EXERCISE TASK
From the listing below, pull out the lines that hold "structured".

* begin RECORDS TO PROCESS *

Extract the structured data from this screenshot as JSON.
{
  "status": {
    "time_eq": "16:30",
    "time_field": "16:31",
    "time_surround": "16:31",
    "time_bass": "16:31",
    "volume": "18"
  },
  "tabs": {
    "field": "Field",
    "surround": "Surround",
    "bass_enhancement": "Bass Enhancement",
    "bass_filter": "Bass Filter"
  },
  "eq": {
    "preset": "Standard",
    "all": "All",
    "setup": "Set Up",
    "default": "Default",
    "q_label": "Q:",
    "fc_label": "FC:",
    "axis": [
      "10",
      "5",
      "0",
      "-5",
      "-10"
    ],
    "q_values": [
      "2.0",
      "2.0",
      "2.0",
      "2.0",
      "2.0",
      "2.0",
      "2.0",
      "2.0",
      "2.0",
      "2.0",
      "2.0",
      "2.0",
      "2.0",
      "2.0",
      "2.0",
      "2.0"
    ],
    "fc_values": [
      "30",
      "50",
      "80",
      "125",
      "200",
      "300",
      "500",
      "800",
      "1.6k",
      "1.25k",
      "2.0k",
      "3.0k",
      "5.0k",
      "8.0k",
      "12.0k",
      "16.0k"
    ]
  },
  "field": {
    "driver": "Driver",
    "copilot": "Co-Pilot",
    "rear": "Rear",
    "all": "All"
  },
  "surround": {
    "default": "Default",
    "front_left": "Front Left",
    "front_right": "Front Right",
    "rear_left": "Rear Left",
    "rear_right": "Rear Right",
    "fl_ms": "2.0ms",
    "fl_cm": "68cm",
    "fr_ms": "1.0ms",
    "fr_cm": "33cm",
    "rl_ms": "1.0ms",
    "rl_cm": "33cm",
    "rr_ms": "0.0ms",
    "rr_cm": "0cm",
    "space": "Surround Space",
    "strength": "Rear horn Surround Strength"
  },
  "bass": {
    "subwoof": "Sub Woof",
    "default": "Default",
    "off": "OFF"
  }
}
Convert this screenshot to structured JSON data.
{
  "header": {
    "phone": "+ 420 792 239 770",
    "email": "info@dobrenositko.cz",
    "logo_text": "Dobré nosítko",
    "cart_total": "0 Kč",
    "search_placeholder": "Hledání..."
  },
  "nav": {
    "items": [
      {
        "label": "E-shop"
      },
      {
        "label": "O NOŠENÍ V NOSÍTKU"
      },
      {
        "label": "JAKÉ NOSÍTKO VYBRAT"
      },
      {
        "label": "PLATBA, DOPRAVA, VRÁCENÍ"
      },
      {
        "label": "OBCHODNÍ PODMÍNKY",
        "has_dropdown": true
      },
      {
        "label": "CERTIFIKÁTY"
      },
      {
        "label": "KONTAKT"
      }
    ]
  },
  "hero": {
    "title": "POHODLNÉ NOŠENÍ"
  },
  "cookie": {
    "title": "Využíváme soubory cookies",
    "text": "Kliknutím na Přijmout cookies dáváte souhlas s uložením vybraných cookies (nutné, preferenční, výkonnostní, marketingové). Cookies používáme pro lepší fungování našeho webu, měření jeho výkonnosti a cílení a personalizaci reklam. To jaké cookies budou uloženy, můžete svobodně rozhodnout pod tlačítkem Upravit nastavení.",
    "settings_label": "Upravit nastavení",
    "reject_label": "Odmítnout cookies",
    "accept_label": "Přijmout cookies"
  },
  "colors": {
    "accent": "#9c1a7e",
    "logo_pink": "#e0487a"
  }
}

* end RECORDS TO PROCESS *

ANSWER
Extract the structured data from this screenshot as JSON.
Convert this screenshot to structured JSON data.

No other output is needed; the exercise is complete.